** START **
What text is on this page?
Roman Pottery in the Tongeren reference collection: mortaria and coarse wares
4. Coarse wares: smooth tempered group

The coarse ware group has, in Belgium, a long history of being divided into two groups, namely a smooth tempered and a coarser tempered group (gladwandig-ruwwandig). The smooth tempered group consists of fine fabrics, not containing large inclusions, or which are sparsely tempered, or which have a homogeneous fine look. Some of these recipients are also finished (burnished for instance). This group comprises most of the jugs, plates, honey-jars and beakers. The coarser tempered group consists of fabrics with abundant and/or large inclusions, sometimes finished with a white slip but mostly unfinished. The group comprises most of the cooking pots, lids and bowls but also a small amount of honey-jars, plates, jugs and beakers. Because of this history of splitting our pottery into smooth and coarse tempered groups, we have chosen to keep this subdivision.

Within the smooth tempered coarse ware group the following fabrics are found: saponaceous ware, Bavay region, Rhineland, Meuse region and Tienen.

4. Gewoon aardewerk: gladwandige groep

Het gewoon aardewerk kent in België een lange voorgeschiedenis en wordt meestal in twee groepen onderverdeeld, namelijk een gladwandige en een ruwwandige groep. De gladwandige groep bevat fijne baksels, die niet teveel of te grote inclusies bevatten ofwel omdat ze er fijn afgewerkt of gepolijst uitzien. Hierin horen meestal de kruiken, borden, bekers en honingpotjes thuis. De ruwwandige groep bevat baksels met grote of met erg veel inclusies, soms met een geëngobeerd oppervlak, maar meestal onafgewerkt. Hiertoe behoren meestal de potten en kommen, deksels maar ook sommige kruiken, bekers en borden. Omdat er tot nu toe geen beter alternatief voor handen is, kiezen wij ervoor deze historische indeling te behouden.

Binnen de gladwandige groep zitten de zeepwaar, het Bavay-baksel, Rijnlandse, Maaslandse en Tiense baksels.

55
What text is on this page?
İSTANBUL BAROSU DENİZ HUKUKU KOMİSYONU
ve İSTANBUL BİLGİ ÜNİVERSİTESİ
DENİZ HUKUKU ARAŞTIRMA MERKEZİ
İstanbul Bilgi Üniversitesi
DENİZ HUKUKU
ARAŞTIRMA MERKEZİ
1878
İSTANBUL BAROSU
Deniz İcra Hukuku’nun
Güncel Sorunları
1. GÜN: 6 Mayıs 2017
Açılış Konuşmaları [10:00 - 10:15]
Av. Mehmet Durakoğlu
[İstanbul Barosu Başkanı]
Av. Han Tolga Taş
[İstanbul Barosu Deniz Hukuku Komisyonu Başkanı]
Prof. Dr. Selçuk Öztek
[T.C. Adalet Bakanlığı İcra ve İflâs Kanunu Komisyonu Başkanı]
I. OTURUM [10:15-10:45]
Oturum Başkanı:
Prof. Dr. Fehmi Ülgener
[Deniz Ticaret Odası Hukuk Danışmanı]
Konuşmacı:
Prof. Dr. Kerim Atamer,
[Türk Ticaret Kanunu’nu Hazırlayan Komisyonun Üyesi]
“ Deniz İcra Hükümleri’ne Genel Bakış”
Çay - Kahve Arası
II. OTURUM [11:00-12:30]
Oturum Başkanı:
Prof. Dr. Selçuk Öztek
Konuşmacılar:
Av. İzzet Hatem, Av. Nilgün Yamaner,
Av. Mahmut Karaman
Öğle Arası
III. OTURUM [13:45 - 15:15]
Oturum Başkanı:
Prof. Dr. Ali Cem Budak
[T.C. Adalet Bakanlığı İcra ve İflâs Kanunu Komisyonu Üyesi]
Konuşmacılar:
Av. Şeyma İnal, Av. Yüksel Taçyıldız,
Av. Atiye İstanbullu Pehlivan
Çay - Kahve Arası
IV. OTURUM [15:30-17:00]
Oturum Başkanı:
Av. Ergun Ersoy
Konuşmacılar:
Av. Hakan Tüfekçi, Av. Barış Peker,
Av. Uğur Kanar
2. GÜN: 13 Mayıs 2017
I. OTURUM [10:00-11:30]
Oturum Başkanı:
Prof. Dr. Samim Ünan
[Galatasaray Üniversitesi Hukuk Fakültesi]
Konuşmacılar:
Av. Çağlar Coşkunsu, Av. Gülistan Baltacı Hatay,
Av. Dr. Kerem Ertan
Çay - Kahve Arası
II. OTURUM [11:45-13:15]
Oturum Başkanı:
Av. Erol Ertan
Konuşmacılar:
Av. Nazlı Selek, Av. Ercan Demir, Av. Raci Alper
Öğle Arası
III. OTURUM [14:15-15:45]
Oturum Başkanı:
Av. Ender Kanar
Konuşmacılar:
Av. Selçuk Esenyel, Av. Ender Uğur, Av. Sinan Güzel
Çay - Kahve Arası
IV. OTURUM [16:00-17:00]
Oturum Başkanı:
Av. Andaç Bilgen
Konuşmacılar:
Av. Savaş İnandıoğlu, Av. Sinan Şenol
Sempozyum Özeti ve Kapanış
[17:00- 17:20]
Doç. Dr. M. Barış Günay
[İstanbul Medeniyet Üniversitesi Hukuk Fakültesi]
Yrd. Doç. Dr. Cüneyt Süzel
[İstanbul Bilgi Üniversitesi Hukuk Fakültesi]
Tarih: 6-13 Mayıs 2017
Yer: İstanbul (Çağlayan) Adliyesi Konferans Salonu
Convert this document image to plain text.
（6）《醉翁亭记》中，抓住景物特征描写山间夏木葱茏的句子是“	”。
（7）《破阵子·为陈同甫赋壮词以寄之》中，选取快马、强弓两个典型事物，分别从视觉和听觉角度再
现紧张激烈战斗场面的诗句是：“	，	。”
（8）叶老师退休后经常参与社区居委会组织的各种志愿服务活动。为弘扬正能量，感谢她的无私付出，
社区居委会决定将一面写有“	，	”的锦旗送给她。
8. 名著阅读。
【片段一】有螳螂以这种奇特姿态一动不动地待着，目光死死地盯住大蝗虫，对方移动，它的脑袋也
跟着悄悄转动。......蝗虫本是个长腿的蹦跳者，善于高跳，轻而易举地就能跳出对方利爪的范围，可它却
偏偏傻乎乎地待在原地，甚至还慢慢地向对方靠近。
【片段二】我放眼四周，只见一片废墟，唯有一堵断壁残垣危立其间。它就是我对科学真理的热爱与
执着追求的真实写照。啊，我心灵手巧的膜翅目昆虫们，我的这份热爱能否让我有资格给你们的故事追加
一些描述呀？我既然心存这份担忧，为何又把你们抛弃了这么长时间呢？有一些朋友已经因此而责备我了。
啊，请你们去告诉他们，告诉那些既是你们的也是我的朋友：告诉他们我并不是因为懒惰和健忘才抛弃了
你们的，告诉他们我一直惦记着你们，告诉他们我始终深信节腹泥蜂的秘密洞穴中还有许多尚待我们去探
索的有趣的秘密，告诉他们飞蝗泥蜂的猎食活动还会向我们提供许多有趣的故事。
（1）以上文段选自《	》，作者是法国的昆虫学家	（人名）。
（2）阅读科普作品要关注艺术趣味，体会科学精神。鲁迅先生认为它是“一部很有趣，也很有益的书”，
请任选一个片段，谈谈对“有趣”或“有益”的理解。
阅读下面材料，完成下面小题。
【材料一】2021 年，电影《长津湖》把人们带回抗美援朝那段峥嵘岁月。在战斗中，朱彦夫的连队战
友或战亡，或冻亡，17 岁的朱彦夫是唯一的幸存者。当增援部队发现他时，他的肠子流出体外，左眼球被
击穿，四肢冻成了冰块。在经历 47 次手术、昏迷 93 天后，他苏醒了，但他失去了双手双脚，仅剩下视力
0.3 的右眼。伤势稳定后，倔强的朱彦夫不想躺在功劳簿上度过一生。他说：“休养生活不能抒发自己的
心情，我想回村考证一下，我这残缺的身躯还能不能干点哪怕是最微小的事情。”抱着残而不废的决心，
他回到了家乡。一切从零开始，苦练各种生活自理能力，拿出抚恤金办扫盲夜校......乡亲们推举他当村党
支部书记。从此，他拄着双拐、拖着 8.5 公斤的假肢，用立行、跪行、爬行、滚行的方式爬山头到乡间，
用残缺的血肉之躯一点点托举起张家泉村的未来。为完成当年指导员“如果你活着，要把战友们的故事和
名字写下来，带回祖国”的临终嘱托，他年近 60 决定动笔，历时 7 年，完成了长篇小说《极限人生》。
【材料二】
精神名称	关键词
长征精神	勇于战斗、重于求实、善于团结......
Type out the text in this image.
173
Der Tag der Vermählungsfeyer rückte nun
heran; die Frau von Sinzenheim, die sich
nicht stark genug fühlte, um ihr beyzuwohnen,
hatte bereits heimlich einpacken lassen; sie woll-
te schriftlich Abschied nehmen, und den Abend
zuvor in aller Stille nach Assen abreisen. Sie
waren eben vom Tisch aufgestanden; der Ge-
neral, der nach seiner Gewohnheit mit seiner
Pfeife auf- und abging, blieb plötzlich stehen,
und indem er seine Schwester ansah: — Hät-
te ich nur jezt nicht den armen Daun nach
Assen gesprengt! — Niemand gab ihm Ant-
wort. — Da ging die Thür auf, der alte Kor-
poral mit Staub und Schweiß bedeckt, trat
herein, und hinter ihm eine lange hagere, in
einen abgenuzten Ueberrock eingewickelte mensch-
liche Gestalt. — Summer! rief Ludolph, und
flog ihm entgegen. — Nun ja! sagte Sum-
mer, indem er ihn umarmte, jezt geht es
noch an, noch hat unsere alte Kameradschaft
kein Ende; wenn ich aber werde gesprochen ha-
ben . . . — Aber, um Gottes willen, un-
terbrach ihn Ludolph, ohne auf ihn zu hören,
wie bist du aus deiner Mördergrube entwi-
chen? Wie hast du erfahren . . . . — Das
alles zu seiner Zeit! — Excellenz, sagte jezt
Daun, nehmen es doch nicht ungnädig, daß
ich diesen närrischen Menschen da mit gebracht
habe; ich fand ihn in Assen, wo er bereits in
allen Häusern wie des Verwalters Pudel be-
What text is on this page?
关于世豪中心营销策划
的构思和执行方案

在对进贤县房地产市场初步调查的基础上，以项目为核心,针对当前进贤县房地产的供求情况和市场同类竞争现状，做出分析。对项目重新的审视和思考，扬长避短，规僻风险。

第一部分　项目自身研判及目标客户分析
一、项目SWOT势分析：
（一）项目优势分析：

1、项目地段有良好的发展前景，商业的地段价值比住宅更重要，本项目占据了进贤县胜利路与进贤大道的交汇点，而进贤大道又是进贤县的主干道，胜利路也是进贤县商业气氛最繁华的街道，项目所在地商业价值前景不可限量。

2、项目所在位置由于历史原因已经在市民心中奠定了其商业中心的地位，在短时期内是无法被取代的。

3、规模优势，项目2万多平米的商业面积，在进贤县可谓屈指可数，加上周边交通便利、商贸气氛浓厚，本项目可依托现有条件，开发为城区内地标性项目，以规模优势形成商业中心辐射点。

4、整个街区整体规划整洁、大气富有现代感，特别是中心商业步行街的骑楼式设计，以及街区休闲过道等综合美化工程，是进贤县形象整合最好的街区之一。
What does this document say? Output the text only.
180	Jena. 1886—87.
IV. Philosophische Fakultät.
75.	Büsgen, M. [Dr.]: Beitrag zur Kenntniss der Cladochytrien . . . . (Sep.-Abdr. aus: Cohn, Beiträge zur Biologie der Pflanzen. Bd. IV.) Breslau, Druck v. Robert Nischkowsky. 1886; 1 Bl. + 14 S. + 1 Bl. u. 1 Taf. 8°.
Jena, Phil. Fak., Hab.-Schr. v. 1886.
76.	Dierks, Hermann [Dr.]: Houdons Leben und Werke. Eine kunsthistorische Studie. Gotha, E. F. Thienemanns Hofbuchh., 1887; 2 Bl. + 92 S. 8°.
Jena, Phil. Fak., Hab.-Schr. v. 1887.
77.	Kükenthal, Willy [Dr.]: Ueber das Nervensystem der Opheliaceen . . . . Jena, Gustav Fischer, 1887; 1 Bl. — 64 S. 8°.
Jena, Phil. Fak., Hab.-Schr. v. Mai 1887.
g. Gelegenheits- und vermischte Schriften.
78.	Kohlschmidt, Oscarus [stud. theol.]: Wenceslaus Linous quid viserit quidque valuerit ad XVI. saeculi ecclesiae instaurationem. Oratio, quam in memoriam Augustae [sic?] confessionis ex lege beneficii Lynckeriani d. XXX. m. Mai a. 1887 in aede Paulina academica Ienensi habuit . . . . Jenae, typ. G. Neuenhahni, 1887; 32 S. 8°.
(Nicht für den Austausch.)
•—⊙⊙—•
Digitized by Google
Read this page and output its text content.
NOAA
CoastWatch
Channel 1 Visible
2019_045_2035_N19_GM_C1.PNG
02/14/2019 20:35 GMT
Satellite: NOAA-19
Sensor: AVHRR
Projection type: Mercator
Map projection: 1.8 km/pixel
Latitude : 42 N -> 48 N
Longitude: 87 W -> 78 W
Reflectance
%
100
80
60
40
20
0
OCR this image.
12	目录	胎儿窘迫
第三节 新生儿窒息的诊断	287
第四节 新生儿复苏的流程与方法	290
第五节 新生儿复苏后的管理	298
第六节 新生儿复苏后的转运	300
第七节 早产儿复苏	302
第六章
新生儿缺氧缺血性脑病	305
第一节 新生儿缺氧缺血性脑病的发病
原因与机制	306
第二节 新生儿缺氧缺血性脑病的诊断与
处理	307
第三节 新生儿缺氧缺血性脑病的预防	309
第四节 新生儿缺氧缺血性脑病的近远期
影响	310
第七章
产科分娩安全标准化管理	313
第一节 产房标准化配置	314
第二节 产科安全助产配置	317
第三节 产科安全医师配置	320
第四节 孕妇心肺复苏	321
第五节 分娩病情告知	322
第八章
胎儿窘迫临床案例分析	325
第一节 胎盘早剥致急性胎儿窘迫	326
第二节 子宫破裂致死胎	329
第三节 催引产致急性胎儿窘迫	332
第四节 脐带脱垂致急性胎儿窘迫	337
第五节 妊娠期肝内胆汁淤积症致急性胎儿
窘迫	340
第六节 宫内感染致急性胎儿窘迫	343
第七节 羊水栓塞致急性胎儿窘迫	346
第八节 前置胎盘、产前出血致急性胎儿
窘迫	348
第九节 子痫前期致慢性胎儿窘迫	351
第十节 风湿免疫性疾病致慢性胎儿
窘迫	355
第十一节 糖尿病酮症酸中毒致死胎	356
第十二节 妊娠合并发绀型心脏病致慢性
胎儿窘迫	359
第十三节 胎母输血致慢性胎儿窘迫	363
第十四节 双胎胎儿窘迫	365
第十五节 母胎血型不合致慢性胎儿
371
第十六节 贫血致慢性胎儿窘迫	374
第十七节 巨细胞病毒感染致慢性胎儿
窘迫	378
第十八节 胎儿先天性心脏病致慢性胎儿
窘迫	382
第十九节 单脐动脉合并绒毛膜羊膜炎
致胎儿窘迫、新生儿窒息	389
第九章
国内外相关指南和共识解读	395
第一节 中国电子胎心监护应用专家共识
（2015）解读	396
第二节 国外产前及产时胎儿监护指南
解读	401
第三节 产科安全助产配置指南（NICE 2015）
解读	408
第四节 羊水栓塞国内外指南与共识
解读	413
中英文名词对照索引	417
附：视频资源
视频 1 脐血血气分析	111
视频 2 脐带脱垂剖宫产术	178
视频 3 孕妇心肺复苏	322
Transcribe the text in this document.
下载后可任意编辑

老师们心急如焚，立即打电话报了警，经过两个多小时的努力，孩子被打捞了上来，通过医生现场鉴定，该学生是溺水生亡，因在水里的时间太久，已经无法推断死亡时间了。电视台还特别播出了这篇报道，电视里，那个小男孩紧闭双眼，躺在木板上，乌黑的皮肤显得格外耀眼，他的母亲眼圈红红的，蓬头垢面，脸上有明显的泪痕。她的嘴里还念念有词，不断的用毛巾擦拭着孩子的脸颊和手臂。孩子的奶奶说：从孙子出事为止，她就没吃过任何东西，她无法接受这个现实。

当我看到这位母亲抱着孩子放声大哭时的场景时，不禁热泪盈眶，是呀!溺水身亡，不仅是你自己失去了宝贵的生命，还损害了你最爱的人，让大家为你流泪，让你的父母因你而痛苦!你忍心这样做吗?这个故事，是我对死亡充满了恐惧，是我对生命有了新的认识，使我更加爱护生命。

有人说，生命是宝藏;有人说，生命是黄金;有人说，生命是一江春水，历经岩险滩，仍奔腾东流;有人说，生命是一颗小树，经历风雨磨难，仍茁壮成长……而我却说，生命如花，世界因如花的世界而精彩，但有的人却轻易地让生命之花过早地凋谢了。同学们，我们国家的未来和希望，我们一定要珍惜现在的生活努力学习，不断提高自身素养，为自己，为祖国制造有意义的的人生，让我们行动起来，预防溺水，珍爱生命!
** END **
EXERCISE DESCRIPTION:
Report how many lines of the entries hold the word "Bavay". Nothing else is needed.

TASK ANSWER:
2